## Start
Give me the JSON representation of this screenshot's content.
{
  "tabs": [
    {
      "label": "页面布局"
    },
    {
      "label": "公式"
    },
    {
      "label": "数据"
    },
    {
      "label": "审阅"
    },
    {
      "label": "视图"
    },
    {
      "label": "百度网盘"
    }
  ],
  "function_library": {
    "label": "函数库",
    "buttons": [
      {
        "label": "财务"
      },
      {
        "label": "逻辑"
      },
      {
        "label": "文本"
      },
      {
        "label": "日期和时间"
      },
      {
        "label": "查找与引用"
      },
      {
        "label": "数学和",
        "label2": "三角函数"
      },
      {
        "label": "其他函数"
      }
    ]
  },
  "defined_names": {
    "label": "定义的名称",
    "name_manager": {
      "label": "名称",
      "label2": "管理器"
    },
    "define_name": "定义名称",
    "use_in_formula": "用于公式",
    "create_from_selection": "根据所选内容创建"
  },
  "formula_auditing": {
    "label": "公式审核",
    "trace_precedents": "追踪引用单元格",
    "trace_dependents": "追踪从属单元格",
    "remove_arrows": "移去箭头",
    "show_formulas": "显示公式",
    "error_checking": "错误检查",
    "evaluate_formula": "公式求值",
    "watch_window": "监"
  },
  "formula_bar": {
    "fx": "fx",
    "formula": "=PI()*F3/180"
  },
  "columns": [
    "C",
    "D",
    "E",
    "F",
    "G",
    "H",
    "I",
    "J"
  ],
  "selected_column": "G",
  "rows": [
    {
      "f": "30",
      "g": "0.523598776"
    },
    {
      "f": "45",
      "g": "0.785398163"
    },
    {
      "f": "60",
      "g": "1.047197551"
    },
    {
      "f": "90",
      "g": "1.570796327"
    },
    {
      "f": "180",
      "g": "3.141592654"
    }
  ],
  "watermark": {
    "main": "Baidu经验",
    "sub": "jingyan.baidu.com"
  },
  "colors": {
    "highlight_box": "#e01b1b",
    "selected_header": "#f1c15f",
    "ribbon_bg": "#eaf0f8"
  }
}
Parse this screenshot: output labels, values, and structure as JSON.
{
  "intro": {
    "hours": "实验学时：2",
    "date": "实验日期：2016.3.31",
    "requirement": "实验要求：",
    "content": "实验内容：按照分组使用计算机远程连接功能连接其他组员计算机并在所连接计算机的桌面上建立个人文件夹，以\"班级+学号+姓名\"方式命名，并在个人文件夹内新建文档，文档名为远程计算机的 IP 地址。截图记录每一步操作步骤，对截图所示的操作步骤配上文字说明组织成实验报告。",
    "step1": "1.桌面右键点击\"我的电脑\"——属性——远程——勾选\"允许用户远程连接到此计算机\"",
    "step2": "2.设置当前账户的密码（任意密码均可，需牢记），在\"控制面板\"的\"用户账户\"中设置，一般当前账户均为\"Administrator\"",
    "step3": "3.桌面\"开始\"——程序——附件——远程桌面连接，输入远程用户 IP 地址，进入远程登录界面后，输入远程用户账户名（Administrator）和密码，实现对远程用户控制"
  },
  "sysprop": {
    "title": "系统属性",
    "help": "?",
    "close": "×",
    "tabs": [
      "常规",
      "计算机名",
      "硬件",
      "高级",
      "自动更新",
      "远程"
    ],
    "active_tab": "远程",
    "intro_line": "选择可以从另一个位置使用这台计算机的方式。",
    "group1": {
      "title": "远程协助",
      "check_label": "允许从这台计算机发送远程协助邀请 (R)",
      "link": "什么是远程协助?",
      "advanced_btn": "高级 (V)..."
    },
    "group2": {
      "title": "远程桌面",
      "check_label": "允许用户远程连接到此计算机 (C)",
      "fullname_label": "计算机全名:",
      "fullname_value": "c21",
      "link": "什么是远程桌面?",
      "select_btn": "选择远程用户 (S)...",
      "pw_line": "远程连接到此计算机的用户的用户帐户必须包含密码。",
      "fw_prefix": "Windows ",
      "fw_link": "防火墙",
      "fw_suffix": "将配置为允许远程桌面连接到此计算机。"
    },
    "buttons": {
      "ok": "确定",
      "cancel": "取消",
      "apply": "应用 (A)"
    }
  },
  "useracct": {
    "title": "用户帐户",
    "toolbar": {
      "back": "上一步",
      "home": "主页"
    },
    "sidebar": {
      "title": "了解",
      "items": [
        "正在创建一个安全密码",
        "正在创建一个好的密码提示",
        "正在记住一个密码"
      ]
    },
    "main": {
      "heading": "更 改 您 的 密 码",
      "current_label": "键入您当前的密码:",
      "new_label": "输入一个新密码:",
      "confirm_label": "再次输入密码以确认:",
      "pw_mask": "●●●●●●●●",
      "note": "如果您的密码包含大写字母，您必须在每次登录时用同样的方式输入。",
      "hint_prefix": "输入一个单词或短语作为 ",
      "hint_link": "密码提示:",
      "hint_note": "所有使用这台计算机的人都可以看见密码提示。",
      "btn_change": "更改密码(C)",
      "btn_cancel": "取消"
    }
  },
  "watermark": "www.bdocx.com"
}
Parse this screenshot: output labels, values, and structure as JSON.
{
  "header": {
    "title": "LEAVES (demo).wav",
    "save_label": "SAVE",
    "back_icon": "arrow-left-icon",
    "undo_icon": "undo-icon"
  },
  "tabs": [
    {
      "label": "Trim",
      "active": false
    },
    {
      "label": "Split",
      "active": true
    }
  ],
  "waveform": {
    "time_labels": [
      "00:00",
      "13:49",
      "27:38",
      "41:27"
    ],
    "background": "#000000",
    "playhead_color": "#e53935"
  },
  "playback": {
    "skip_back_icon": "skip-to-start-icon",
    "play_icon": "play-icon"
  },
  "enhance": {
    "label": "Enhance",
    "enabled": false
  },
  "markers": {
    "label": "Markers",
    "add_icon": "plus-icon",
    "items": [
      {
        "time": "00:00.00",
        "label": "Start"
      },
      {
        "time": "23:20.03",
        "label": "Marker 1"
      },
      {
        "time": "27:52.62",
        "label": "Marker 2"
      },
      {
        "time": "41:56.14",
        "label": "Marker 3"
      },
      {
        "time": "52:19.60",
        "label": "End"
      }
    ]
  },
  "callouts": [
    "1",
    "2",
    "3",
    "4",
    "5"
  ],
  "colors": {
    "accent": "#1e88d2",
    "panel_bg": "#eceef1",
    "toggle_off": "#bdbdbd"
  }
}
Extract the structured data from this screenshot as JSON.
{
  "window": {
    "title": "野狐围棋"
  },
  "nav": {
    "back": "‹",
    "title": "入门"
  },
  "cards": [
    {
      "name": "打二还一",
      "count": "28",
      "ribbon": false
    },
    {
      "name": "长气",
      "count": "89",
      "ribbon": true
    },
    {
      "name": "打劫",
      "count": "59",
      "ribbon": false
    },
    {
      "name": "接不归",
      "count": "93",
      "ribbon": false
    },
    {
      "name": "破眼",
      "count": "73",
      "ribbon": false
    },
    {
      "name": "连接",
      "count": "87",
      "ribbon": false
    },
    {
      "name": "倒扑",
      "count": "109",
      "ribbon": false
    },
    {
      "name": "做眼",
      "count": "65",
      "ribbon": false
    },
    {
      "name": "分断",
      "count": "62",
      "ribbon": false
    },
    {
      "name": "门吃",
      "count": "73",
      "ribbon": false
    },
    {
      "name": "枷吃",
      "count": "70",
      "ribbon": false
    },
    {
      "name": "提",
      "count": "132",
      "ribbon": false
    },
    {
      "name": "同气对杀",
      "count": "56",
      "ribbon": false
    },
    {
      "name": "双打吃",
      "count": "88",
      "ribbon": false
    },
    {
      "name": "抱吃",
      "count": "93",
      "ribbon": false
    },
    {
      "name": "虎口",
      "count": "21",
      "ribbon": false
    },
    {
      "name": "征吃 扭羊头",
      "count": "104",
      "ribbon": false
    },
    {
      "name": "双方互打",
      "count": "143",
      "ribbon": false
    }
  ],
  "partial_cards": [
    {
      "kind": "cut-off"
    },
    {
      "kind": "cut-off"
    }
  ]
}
## End
Copy all lines from the listing that contain "screenshot".

Give me the JSON representation of this screenshot's content.
Parse this screenshot: output labels, values, and structure as JSON.
Parse this screenshot: output labels, values, and structure as JSON.
Extract the structured data from this screenshot as JSON.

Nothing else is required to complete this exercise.